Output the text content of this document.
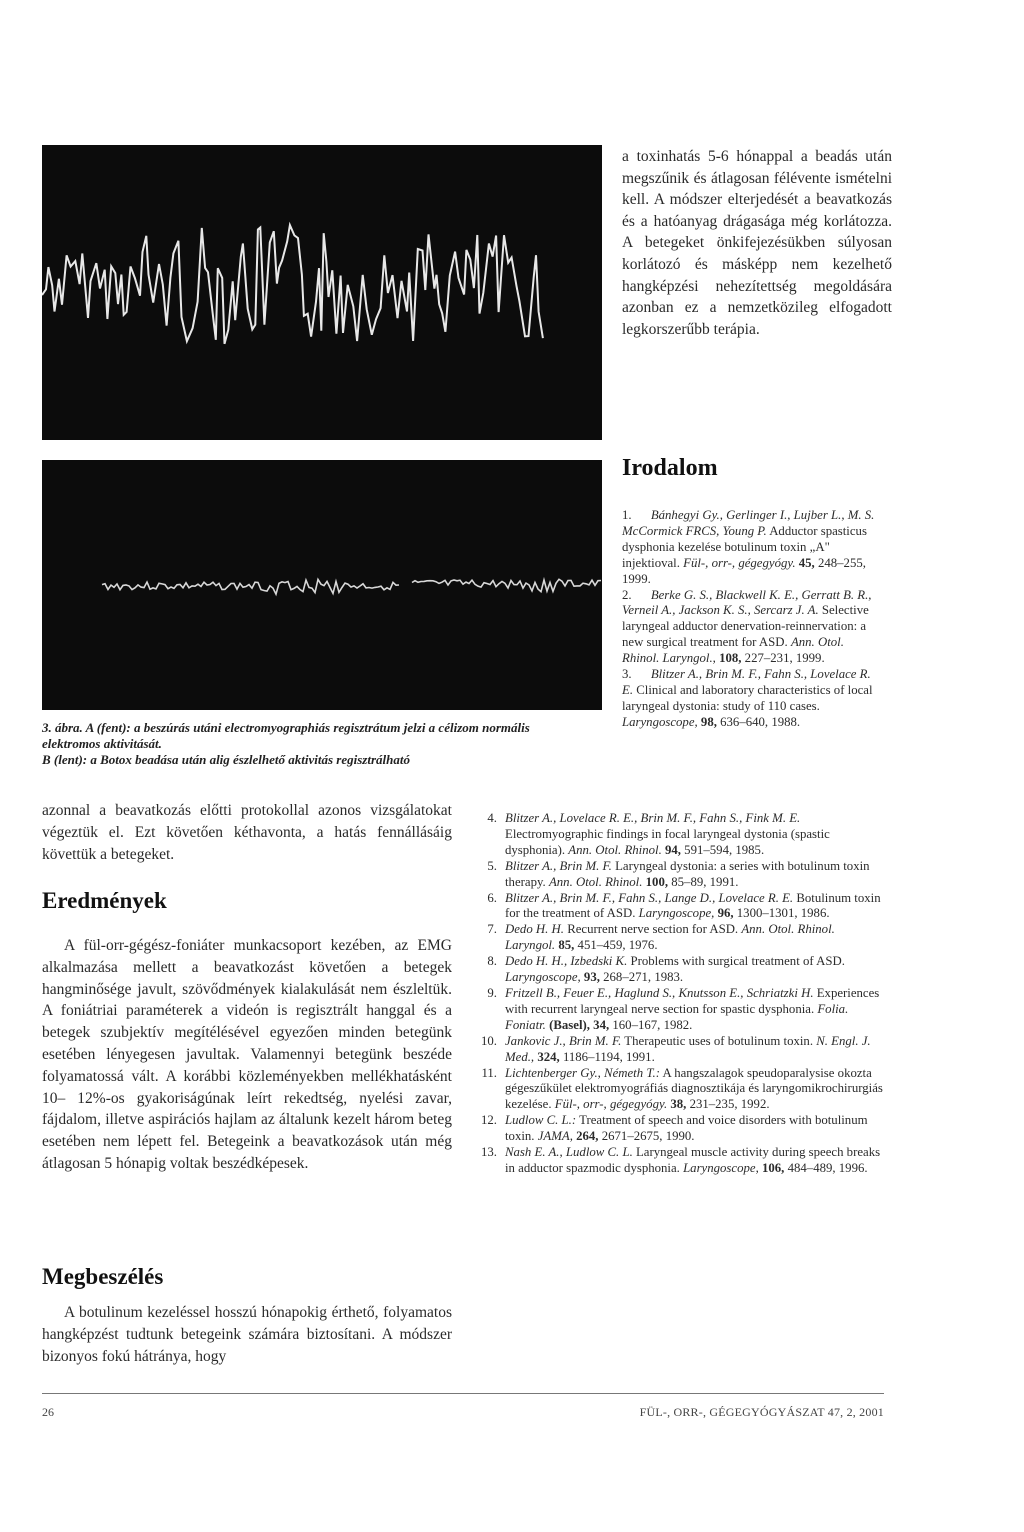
a toxinhatás 5-6 hónappal a beadás után megszűnik és átlagosan félévente ismételni kell. A módszer elterjedését a beavatkozás és a hatóanyag drágasága még korlátozza. A betegeket önkifejezésükben súlyosan korlátozó és másképp nem kezelhető hangképzési nehezítettség megoldására azonban ez a nemzetközileg elfogadott legkorszerűbb terápia.

Irodalom

1. Bánhegyi Gy., Gerlinger I., Lujber L., M. S. McCormick FRCS, Young P. Adductor spasticus dysphonia kezelése botulinum toxin „A" injektioval. Fül-, orr-, gégegyógy. 45, 248–255, 1999.

2. Berke G. S., Blackwell K. E., Gerratt B. R., Verneil A., Jackson K. S., Sercarz J. A. Selective laryngeal adductor denervation-reinnervation: a new surgical treatment for ASD. Ann. Otol. Rhinol. Laryngol., 108, 227–231, 1999.

3. Blitzer A., Brin M. F., Fahn S., Lovelace R. E. Clinical and laboratory characteristics of local laryngeal dystonia: study of 110 cases. Laryngoscope, 98, 636–640, 1988.

4. Blitzer A., Lovelace R. E., Brin M. F., Fahn S., Fink M. E. Electromyographic findings in focal laryngeal dystonia (spastic dysphonia). Ann. Otol. Rhinol. 94, 591–594, 1985.

5. Blitzer A., Brin M. F. Laryngeal dystonia: a series with botulinum toxin therapy. Ann. Otol. Rhinol. 100, 85–89, 1991.

6. Blitzer A., Brin M. F., Fahn S., Lange D., Lovelace R. E. Botulinum toxin for the treatment of ASD. Laryngoscope, 96, 1300–1301, 1986.

7. Dedo H. H. Recurrent nerve section for ASD. Ann. Otol. Rhinol. Laryngol. 85, 451–459, 1976.

8. Dedo H. H., Izbedski K. Problems with surgical treatment of ASD. Laryngoscope, 93, 268–271, 1983.

9. Fritzell B., Feuer E., Haglund S., Knutsson E., Schriatzki H. Experiences with recurrent laryngeal nerve section for spastic dysphonia. Folia. Foniatr. (Basel), 34, 160–167, 1982.

10. Jankovic J., Brin M. F. Therapeutic uses of botulinum toxin. N. Engl. J. Med., 324, 1186–1194, 1991.

11. Lichtenberger Gy., Németh T.: A hangszalagok speudoparalysise okozta gégeszűkület elektromyográfiás diagnosztikája és laryngomikrochirurgiás kezelése. Fül-, orr-, gégegyógy. 38, 231–235, 1992.

12. Ludlow C. L.: Treatment of speech and voice disorders with botulinum toxin. JAMA, 264, 2671–2675, 1990.

13. Nash E. A., Ludlow C. L. Laryngeal muscle activity during speech breaks in adductor spazmodic dysphonia. Laryngoscope, 106, 484–489, 1996.

3. ábra. A (fent): a beszúrás utáni electromyographiás regisztrátum jelzi a célizom normális elektromos aktivitását.
B (lent): a Botox beadása után alig észlelhető aktivitás regisztrálható

azonnal a beavatkozás előtti protokollal azonos vizsgálatokat végeztük el. Ezt követően kéthavonta, a hatás fennállásáig követtük a betegeket.

Eredmények

A fül-orr-gégész-foniáter munkacsoport kezében, az EMG alkalmazása mellett a beavatkozást követően a betegek hangminősége javult, szövődmények kialakulását nem észleltük. A foniátriai paraméterek a videón is regisztrált hanggal és a betegek szubjektív megítélésével egyezően minden betegünk esetében lényegesen javultak. Valamennyi betegünk beszéde folyamatossá vált. A korábbi közleményekben mellékhatásként 10– 12%-os gyakoriságúnak leírt rekedtség, nyelési zavar, fájdalom, illetve aspirációs hajlam az általunk kezelt három beteg esetében nem lépett fel. Betegeink a beavatkozások után még átlagosan 5 hónapig voltak beszédképesek.

Megbeszélés

A botulinum kezeléssel hosszú hónapokig érthető, folyamatos hangképzést tudtunk betegeink számára biztosítani. A módszer bizonyos fokú hátránya, hogy

26	FÜL-, ORR-, GÉGEGYÓGYÁSZAT 47, 2, 2001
=======
**Exercise**
Copy the data word for word and omit every picture.

**The answer**
Output the text content of this document.
a toxinhatás 5-6 hónappal a beadás után megszűnik és átlagosan félévente ismételni kell. A módszer elterjedését a beavatkozás és a hatóanyag drágasága még korlátozza. A betegeket önkifejezésükben súlyosan korlátozó és másképp nem kezelhető hangképzési nehezítettség megoldására azonban ez a nemzetközileg elfogadott legkorszerűbb terápia.

Irodalom

1. Bánhegyi Gy., Gerlinger I., Lujber L., M. S. McCormick FRCS, Young P. Adductor spasticus dysphonia kezelése botulinum toxin „A" injektioval. Fül-, orr-, gégegyógy. 45, 248–255, 1999.

2. Berke G. S., Blackwell K. E., Gerratt B. R., Verneil A., Jackson K. S., Sercarz J. A. Selective laryngeal adductor denervation-reinnervation: a new surgical treatment for ASD. Ann. Otol. Rhinol. Laryngol., 108, 227–231, 1999.

3. Blitzer A., Brin M. F., Fahn S., Lovelace R. E. Clinical and laboratory characteristics of local laryngeal dystonia: study of 110 cases. Laryngoscope, 98, 636–640, 1988.

4. Blitzer A., Lovelace R. E., Brin M. F., Fahn S., Fink M. E. Electromyographic findings in focal laryngeal dystonia (spastic dysphonia). Ann. Otol. Rhinol. 94, 591–594, 1985.

5. Blitzer A., Brin M. F. Laryngeal dystonia: a series with botulinum toxin therapy. Ann. Otol. Rhinol. 100, 85–89, 1991.

6. Blitzer A., Brin M. F., Fahn S., Lange D., Lovelace R. E. Botulinum toxin for the treatment of ASD. Laryngoscope, 96, 1300–1301, 1986.

7. Dedo H. H. Recurrent nerve section for ASD. Ann. Otol. Rhinol. Laryngol. 85, 451–459, 1976.

8. Dedo H. H., Izbedski K. Problems with surgical treatment of ASD. Laryngoscope, 93, 268–271, 1983.

9. Fritzell B., Feuer E., Haglund S., Knutsson E., Schriatzki H. Experiences with recurrent laryngeal nerve section for spastic dysphonia. Folia. Foniatr. (Basel), 34, 160–167, 1982.

10. Jankovic J., Brin M. F. Therapeutic uses of botulinum toxin. N. Engl. J. Med., 324, 1186–1194, 1991.

11. Lichtenberger Gy., Németh T.: A hangszalagok speudoparalysise okozta gégeszűkület elektromyográfiás diagnosztikája és laryngomikrochirurgiás kezelése. Fül-, orr-, gégegyógy. 38, 231–235, 1992.

12. Ludlow C. L.: Treatment of speech and voice disorders with botulinum toxin. JAMA, 264, 2671–2675, 1990.

13. Nash E. A., Ludlow C. L. Laryngeal muscle activity during speech breaks in adductor spazmodic dysphonia. Laryngoscope, 106, 484–489, 1996.

3. ábra. A (fent): a beszúrás utáni electromyographiás regisztrátum jelzi a célizom normális elektromos aktivitását.
B (lent): a Botox beadása után alig észlelhető aktivitás regisztrálható

azonnal a beavatkozás előtti protokollal azonos vizsgálatokat végeztük el. Ezt követően kéthavonta, a hatás fennállásáig követtük a betegeket.

Eredmények

A fül-orr-gégész-foniáter munkacsoport kezében, az EMG alkalmazása mellett a beavatkozást követően a betegek hangminősége javult, szövődmények kialakulását nem észleltük. A foniátriai paraméterek a videón is regisztrált hanggal és a betegek szubjektív megítélésével egyezően minden betegünk esetében lényegesen javultak. Valamennyi betegünk beszéde folyamatossá vált. A korábbi közleményekben mellékhatásként 10– 12%-os gyakoriságúnak leírt rekedtség, nyelési zavar, fájdalom, illetve aspirációs hajlam az általunk kezelt három beteg esetében nem lépett fel. Betegeink a beavatkozások után még átlagosan 5 hónapig voltak beszédképesek.

Megbeszélés

A botulinum kezeléssel hosszú hónapokig érthető, folyamatos hangképzést tudtunk betegeink számára biztosítani. A módszer bizonyos fokú hátránya, hogy

26	FÜL-, ORR-, GÉGEGYÓGYÁSZAT 47, 2, 2001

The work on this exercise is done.